§ Aufgabe A:
An welchem Tag wurde laut dem Text über die Kleinkindschule am Kirchberg die Einrichtung eingeweiht?
§ Aufgabe B:
Schreibe den Abschnitt des Textes über die Kleinkindschule am Kirchberg von "Die neue Kinderbewahrungsanstallt" bis "die Kinder aus." ab und ersetze darin "Bäuerinnen" durch "Landwirtinnen".

§ Text zur Analyse:
........
Am 3. August 1857 fand die Einweihung der Kleinkindschule am Kirchberg statt. Sie bestand aus einem großen Raum. Großen Anteil an diesem Bau hatte
Pfarrer Dr. Härtel, der die Gemeindemitglieder dafür gewann und sich mit Unterstützung der oberen Behörden gegen den Widerstand örtlicher Kräfte durchsetzte.
Diese "freiheitliche Entwicklung" war in Preußen verboten.
Die Kosten für die "Kleinkindschule" wurden aus den Legatenzinsen von hiesigen Bürgern und der Landesherrschaft bestritten.
Die neue Kinderbewahrungsanstallt erfreute sich bald größter Beliebtheit.
Die Öffnungszeiten lagen in der arbeitsreichen Zeit der Bäuerinnen in der Regel vom 01.05. - 01.11. eines jeden Jahres. Im Jahre 1907 ließ die Gemeinde eine Schwesternwohnung anbauen. Die Gemeindeschwestern übten gemeinsam mit der "Kinderwärterin" die Aufsicht und Fürsorge über die Kinder aus.
1919 war die Einrichtung im Sommer von 7.00 bis 18.30 Uhr geöffnet. In den 30-er Jahren übernahm der Staat die Kosten für den Kindergarten, die Öffnungszeiten verlängerten sich und die Kindergärtnerinnen erhielten eine staatliche Ausbildung.
Nach 1945 war der Kindergarten ganzjährig und ganztägig von Montag bis Freitag geöffnet.
Bis heute wurde die Einrichtung mehrmals erweitert und ständig modernisiert, sodass heute bis zu
60 Kinder im Alter von 4 Monaten bis zu 6/7 Jahre aufgenommen werden können.
........
§ Bereitgestelltes Material:

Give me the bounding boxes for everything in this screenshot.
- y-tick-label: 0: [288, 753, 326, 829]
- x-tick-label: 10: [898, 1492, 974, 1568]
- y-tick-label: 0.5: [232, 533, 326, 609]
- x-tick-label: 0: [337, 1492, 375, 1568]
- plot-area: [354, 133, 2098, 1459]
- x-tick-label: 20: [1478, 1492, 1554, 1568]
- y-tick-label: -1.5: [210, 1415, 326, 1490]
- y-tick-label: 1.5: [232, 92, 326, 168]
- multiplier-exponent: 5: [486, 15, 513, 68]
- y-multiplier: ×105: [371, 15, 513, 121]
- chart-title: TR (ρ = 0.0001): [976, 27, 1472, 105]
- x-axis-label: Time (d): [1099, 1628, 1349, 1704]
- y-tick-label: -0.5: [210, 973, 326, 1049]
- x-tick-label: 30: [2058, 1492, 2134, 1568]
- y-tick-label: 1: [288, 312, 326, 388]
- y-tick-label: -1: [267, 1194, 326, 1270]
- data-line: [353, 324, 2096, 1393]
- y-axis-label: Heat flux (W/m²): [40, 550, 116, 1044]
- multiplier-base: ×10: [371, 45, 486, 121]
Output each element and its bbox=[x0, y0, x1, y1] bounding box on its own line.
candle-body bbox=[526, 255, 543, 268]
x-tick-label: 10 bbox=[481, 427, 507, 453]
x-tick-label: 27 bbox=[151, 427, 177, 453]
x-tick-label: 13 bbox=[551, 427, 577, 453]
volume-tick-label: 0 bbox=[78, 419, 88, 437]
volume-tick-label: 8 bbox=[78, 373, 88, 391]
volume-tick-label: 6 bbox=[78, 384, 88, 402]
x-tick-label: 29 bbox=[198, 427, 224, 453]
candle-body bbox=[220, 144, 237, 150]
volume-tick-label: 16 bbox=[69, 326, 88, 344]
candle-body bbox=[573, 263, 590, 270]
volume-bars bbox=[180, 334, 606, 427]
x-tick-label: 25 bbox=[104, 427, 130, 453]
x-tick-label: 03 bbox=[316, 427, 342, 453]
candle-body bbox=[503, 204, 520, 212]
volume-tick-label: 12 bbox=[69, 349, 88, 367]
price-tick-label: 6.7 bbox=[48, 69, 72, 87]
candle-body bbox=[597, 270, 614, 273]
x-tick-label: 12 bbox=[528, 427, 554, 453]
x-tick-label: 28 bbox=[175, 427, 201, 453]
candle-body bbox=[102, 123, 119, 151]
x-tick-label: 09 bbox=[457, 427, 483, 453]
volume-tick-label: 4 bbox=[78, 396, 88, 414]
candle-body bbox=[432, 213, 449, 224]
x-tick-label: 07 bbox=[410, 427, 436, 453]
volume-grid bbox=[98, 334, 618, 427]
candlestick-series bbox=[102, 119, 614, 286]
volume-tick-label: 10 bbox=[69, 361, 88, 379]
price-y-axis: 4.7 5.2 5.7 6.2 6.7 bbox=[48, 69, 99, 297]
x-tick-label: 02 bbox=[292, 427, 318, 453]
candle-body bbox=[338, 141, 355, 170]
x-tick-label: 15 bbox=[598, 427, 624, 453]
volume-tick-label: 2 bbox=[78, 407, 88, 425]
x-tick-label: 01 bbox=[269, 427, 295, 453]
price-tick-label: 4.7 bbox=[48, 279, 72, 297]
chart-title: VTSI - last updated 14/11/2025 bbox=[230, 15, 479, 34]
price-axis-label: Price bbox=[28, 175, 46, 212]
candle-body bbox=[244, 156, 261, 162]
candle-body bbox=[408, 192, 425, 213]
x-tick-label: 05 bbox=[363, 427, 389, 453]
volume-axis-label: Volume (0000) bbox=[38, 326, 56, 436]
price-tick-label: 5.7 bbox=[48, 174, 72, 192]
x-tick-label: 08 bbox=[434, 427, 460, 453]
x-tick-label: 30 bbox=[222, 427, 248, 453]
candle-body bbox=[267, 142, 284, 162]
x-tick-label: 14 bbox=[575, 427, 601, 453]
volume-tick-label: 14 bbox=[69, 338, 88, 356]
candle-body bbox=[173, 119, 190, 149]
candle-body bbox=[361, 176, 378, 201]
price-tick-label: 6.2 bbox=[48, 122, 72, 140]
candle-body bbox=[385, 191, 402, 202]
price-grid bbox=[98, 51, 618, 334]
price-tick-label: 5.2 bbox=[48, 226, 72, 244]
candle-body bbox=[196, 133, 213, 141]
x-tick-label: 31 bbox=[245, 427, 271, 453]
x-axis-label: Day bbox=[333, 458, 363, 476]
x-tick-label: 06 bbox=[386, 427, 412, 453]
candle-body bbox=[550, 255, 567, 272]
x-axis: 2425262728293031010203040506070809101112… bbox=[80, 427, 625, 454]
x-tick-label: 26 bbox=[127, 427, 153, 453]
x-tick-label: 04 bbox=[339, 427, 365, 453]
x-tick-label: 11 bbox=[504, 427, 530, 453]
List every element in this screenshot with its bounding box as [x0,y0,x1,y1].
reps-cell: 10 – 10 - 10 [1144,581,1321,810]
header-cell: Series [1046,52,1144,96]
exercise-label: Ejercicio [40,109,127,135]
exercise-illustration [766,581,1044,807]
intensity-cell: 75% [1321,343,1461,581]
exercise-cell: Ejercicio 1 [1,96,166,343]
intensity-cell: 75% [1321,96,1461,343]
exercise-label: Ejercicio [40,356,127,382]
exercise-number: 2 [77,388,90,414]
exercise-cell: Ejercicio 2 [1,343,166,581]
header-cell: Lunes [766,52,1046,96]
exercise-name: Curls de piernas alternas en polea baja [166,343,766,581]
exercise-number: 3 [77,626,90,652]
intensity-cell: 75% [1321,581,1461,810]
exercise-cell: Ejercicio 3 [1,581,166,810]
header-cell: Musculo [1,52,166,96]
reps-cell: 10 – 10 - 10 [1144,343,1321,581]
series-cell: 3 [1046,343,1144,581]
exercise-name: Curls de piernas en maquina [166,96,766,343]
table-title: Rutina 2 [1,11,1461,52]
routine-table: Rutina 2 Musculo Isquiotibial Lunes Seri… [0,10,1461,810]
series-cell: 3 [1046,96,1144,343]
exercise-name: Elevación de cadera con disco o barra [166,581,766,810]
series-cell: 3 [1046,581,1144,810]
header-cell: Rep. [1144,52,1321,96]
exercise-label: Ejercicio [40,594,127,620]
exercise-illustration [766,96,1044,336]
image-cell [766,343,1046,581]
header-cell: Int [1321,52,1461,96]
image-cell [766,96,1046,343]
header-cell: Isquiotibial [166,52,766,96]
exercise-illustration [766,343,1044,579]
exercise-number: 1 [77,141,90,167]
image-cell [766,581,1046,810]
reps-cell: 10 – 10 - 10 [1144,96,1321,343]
........
§ Antwort A:
Am 3. August 1857.

§ Antwort B:
Die neue Kinderbewahrungsanstallt erfreute sich bald größter Beliebtheit.
Die Öffnungszeiten lagen in der arbeitsreichen Zeit der Landwirtinnen in der Regel vom 01.05. - 01.11. eines jeden Jahres. Im Jahre 1907 ließ die Gemeinde eine Schwesternwohnung anbauen. Die Gemeindeschwestern übten gemeinsam mit der "Kinderwärterin" die Aufsicht und Fürsorge über die Kinder aus.